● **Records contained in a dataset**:
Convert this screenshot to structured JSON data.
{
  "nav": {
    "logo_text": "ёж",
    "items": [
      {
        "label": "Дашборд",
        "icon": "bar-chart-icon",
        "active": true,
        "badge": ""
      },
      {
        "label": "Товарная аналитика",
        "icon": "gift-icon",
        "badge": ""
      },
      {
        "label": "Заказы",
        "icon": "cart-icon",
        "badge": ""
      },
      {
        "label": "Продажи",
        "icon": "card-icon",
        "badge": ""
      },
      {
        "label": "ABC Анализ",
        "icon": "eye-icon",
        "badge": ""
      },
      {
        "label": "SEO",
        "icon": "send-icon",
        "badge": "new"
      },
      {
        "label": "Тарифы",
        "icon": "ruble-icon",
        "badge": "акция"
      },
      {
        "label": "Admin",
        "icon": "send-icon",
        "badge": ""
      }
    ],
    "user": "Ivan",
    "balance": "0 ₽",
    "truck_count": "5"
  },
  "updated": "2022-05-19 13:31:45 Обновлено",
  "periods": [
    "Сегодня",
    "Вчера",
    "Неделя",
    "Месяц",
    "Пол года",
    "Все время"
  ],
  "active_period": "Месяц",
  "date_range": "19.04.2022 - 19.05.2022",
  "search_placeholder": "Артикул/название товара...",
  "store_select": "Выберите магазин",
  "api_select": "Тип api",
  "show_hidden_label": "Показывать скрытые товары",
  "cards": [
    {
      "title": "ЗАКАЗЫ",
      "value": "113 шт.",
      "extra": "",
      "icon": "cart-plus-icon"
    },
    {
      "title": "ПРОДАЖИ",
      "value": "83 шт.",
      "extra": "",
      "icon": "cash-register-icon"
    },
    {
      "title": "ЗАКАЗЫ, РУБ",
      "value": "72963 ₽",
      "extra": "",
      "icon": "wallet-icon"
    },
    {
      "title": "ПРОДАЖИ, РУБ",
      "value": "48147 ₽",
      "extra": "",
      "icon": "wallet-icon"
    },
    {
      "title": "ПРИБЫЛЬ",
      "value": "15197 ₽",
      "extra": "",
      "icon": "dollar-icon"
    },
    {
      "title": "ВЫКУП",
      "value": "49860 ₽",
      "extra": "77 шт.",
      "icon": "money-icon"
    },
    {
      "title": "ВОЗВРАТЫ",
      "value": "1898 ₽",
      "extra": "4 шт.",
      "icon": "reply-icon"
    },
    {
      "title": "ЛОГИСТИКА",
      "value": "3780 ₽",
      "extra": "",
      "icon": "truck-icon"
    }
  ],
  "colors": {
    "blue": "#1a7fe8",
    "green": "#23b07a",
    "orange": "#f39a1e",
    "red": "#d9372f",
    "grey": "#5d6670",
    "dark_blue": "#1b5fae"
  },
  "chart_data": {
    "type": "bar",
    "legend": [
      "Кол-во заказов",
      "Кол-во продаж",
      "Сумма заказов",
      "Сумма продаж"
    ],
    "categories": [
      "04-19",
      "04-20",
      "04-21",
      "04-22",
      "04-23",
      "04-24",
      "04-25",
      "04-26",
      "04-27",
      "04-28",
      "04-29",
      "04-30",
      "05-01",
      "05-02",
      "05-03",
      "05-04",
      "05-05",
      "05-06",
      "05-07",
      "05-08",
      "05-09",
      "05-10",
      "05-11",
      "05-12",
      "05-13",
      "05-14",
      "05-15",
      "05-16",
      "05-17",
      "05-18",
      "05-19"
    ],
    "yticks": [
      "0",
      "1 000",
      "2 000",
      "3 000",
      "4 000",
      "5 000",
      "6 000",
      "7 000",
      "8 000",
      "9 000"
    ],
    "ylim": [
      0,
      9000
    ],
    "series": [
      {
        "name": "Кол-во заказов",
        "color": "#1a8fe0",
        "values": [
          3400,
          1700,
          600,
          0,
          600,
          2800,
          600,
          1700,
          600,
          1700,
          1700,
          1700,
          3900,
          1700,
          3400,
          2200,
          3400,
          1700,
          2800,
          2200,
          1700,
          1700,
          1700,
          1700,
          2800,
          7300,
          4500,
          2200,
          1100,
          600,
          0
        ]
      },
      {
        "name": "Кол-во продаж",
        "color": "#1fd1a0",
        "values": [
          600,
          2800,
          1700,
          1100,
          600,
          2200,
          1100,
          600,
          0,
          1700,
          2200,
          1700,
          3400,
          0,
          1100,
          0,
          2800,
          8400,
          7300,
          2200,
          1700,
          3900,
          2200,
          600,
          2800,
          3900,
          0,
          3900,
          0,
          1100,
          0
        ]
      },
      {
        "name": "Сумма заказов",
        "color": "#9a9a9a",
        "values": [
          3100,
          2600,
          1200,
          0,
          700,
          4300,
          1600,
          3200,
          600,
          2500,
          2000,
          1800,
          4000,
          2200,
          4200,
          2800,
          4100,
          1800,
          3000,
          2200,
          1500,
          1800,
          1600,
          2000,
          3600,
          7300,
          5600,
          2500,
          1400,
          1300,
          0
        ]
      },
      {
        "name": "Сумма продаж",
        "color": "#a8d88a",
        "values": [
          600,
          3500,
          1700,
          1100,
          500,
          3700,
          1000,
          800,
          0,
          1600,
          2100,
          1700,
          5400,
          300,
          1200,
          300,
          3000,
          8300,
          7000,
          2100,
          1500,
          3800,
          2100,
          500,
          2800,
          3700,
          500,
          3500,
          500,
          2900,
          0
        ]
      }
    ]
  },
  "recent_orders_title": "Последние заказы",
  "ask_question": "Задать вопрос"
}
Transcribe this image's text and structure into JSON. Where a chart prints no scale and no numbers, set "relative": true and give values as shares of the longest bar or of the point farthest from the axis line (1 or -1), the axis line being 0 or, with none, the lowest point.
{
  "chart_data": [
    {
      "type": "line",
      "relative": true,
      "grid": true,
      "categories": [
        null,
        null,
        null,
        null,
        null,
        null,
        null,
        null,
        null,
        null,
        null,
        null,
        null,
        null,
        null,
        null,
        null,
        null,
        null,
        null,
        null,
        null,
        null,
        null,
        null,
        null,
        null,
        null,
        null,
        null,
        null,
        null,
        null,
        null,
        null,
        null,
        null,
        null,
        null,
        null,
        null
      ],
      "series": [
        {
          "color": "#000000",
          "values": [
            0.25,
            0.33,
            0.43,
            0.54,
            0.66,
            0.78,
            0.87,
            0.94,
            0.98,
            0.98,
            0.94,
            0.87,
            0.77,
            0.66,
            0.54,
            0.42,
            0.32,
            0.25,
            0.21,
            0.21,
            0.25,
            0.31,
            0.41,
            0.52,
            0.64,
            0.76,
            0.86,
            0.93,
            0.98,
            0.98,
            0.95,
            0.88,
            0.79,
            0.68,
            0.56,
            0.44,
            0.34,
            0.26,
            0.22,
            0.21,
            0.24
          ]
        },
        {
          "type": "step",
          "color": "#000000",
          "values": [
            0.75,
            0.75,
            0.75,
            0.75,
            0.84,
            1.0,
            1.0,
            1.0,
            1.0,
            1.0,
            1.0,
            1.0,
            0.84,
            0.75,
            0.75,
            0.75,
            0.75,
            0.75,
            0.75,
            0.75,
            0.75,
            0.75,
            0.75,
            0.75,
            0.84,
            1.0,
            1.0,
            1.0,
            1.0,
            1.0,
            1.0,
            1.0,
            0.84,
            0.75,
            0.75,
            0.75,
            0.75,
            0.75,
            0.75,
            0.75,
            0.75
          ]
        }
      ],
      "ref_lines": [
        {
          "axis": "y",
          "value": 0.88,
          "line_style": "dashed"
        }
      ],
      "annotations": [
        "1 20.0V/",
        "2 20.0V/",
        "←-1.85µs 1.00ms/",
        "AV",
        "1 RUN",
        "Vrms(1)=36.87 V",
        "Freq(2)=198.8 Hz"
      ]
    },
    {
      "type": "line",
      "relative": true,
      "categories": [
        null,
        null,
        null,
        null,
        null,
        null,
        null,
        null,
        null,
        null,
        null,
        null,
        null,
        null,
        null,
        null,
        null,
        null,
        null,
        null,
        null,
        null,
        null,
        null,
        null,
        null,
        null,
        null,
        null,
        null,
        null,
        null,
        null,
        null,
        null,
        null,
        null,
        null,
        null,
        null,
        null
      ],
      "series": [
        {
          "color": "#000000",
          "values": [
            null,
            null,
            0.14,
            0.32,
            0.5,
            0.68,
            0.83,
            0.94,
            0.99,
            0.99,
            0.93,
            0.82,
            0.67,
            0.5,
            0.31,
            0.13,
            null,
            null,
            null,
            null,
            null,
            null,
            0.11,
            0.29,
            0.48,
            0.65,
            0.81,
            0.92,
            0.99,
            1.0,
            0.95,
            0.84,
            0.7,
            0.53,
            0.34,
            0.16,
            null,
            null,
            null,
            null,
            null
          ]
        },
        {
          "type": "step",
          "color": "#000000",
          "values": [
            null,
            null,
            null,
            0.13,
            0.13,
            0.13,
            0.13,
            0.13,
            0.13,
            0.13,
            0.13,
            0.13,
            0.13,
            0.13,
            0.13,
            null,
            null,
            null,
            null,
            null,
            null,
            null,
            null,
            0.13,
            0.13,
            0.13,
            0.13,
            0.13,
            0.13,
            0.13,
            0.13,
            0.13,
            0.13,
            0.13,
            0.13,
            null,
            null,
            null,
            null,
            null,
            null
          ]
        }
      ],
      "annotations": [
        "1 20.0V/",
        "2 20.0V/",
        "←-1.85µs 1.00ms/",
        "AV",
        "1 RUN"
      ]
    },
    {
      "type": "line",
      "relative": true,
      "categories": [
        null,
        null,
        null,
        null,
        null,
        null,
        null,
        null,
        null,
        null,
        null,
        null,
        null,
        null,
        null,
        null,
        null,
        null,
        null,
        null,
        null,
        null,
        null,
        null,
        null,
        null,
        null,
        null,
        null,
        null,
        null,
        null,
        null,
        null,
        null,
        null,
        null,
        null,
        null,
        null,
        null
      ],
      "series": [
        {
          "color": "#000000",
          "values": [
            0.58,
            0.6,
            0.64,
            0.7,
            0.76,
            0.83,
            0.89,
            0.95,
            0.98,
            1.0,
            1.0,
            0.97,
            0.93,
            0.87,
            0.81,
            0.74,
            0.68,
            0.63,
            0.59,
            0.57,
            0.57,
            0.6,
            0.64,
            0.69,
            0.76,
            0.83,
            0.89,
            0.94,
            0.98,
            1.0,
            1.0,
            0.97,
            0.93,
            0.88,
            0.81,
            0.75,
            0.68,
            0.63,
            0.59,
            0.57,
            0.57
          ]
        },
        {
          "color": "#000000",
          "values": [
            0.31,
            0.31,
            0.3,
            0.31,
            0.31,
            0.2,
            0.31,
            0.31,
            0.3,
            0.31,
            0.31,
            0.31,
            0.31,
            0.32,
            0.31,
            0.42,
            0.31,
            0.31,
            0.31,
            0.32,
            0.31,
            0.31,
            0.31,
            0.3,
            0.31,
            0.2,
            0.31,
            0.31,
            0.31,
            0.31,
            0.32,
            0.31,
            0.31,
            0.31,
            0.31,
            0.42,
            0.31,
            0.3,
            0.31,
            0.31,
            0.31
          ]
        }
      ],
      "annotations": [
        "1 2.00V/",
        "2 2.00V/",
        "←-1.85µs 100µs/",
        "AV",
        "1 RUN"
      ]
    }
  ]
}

● **Instructions for the task**: Report how many lines of the records above contain the word "axis", and give only that number.

● **Written reply**: 2